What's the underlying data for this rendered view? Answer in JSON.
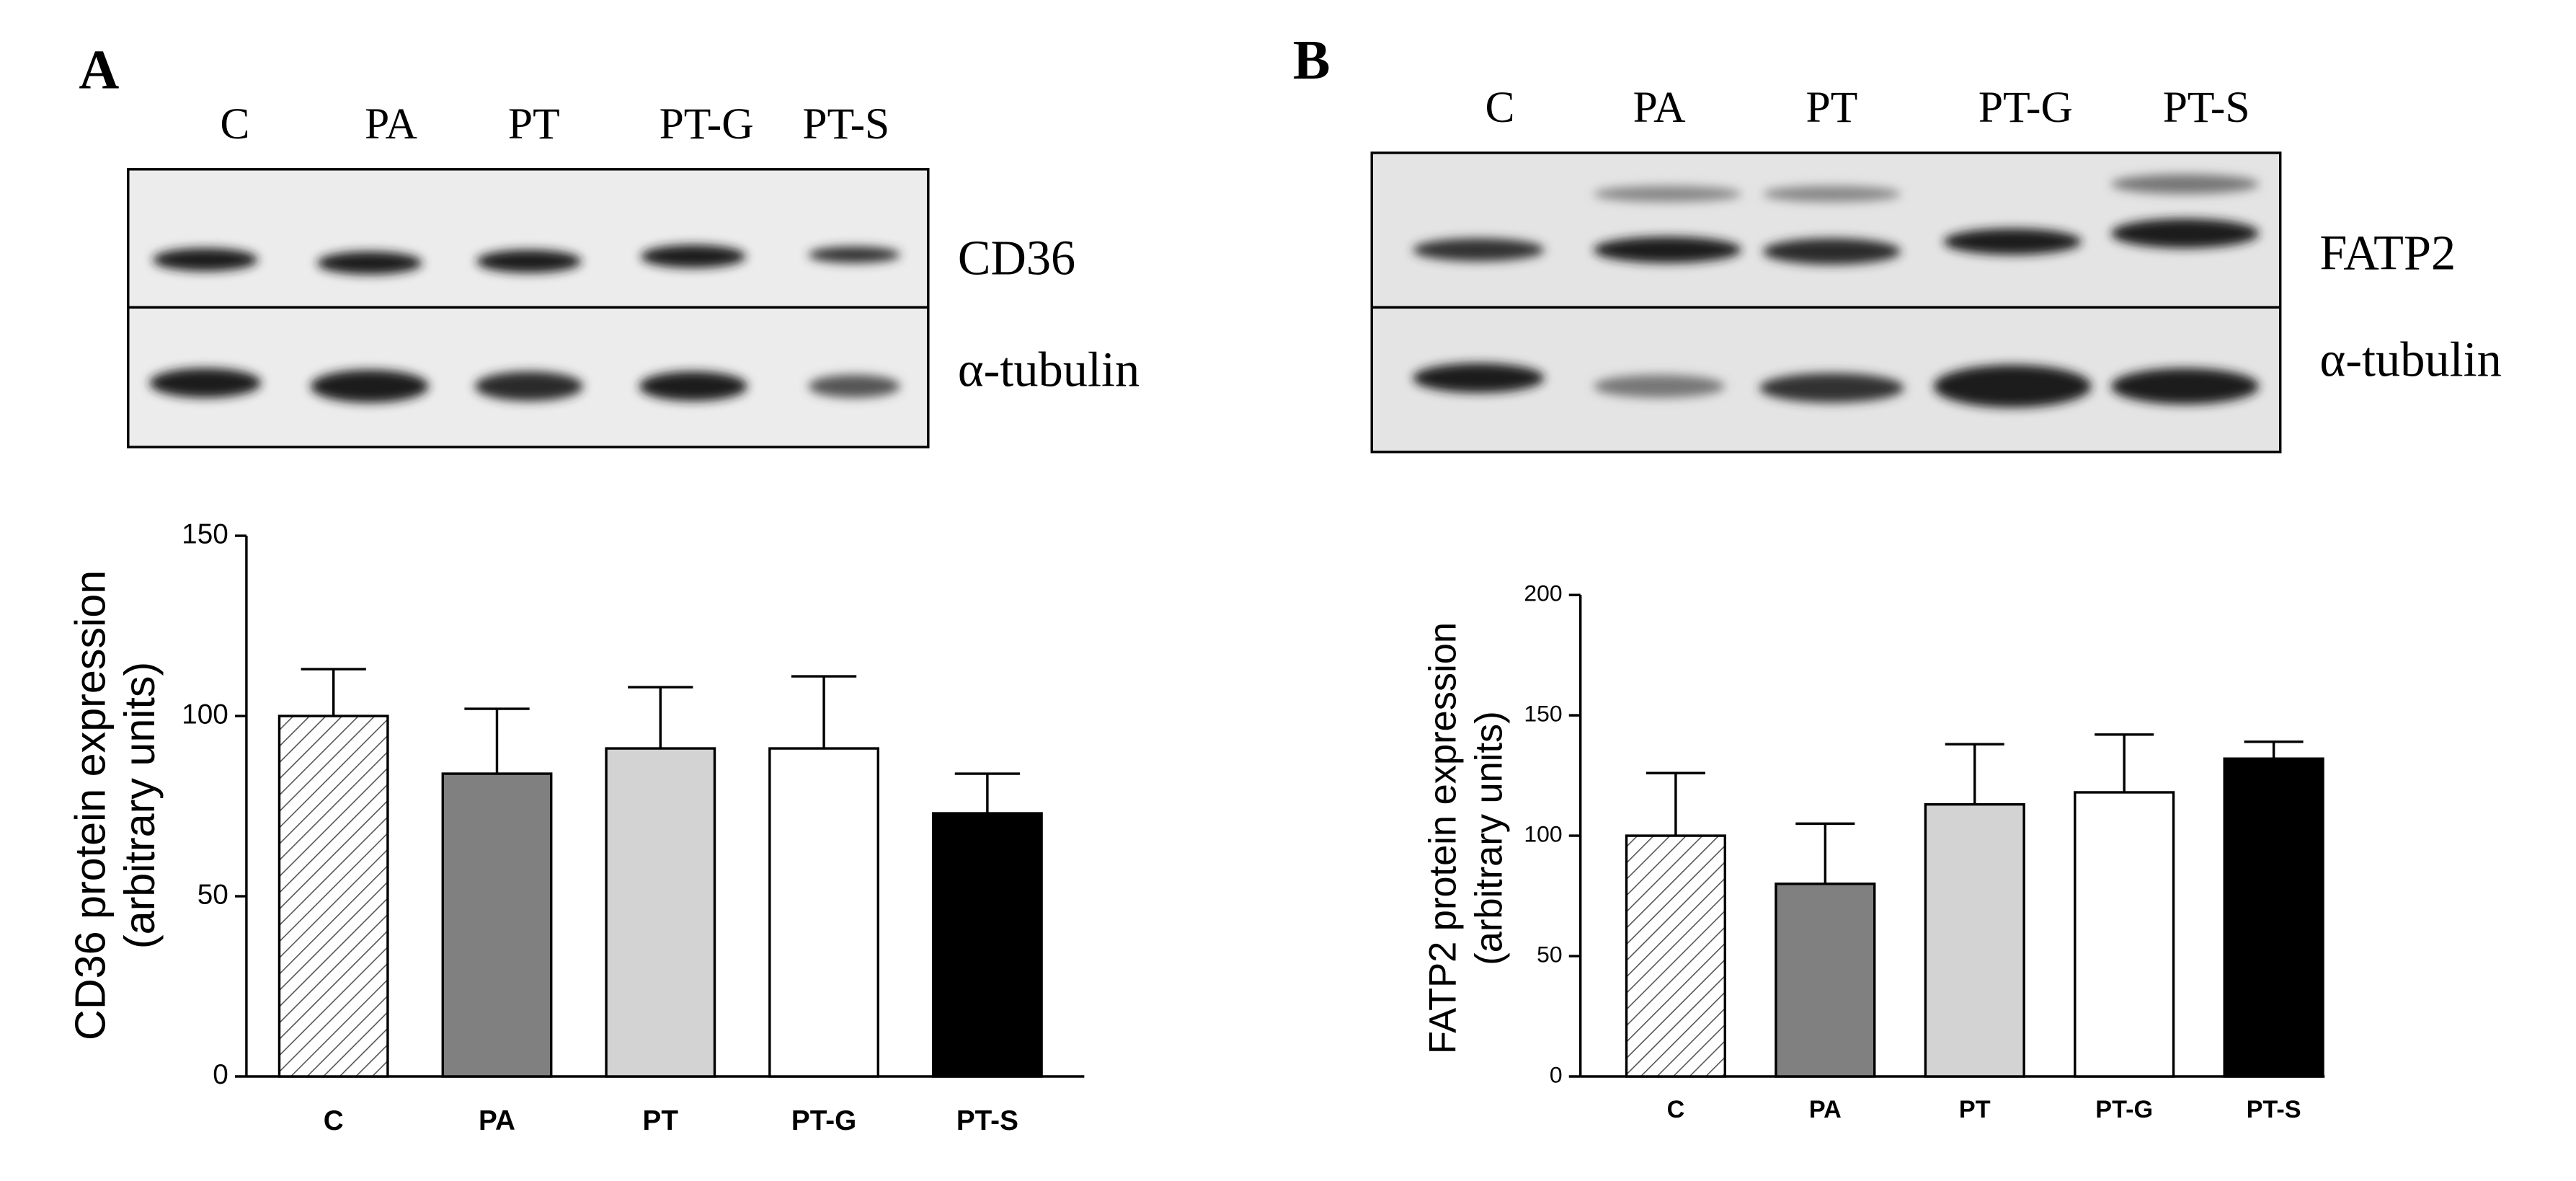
{
  "panels": [
    {
      "letter": "A",
      "lanes": [
        "C",
        "PA",
        "PT",
        "PT-G",
        "PT-S"
      ],
      "bands": [
        "CD36",
        "α-tubulin"
      ]
    },
    {
      "letter": "B",
      "lanes": [
        "C",
        "PA",
        "PT",
        "PT-G",
        "PT-S"
      ],
      "bands": [
        "FATP2",
        "α-tubulin"
      ]
    }
  ],
  "chart_data": [
    {
      "type": "bar",
      "ylabel": [
        "CD36 protein expression",
        "(arbitrary units)"
      ],
      "categories": [
        "C",
        "PA",
        "PT",
        "PT-G",
        "PT-S"
      ],
      "values": [
        100,
        84,
        91,
        91,
        73
      ],
      "errors": [
        13,
        18,
        17,
        20,
        11
      ],
      "colors": [
        "#ffffff",
        "#808080",
        "#d3d3d3",
        "#ffffff",
        "#000000"
      ],
      "hatched": [
        true,
        false,
        false,
        false,
        false
      ],
      "ylim": [
        0,
        150
      ],
      "yticks": [
        0,
        50,
        100,
        150
      ]
    },
    {
      "type": "bar",
      "ylabel": [
        "FATP2 protein expression",
        "(arbitrary units)"
      ],
      "categories": [
        "C",
        "PA",
        "PT",
        "PT-G",
        "PT-S"
      ],
      "values": [
        100,
        80,
        113,
        118,
        132
      ],
      "errors": [
        26,
        25,
        25,
        24,
        7
      ],
      "colors": [
        "#ffffff",
        "#808080",
        "#d3d3d3",
        "#ffffff",
        "#000000"
      ],
      "hatched": [
        true,
        false,
        false,
        false,
        false
      ],
      "ylim": [
        0,
        200
      ],
      "yticks": [
        0,
        50,
        100,
        150,
        200
      ]
    }
  ]
}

━━━━━━

How to complete this task
The answer must consist of the entries above, reproduced word for word, without any pictures.

Your response
What's the underlying data for this rendered view? Answer in JSON.
{
  "panels": [
    {
      "letter": "A",
      "lanes": [
        "C",
        "PA",
        "PT",
        "PT-G",
        "PT-S"
      ],
      "bands": [
        "CD36",
        "α-tubulin"
      ]
    },
    {
      "letter": "B",
      "lanes": [
        "C",
        "PA",
        "PT",
        "PT-G",
        "PT-S"
      ],
      "bands": [
        "FATP2",
        "α-tubulin"
      ]
    }
  ],
  "chart_data": [
    {
      "type": "bar",
      "ylabel": [
        "CD36 protein expression",
        "(arbitrary units)"
      ],
      "categories": [
        "C",
        "PA",
        "PT",
        "PT-G",
        "PT-S"
      ],
      "values": [
        100,
        84,
        91,
        91,
        73
      ],
      "errors": [
        13,
        18,
        17,
        20,
        11
      ],
      "colors": [
        "#ffffff",
        "#808080",
        "#d3d3d3",
        "#ffffff",
        "#000000"
      ],
      "hatched": [
        true,
        false,
        false,
        false,
        false
      ],
      "ylim": [
        0,
        150
      ],
      "yticks": [
        0,
        50,
        100,
        150
      ]
    },
    {
      "type": "bar",
      "ylabel": [
        "FATP2 protein expression",
        "(arbitrary units)"
      ],
      "categories": [
        "C",
        "PA",
        "PT",
        "PT-G",
        "PT-S"
      ],
      "values": [
        100,
        80,
        113,
        118,
        132
      ],
      "errors": [
        26,
        25,
        25,
        24,
        7
      ],
      "colors": [
        "#ffffff",
        "#808080",
        "#d3d3d3",
        "#ffffff",
        "#000000"
      ],
      "hatched": [
        true,
        false,
        false,
        false,
        false
      ],
      "ylim": [
        0,
        200
      ],
      "yticks": [
        0,
        50,
        100,
        150,
        200
      ]
    }
  ]
}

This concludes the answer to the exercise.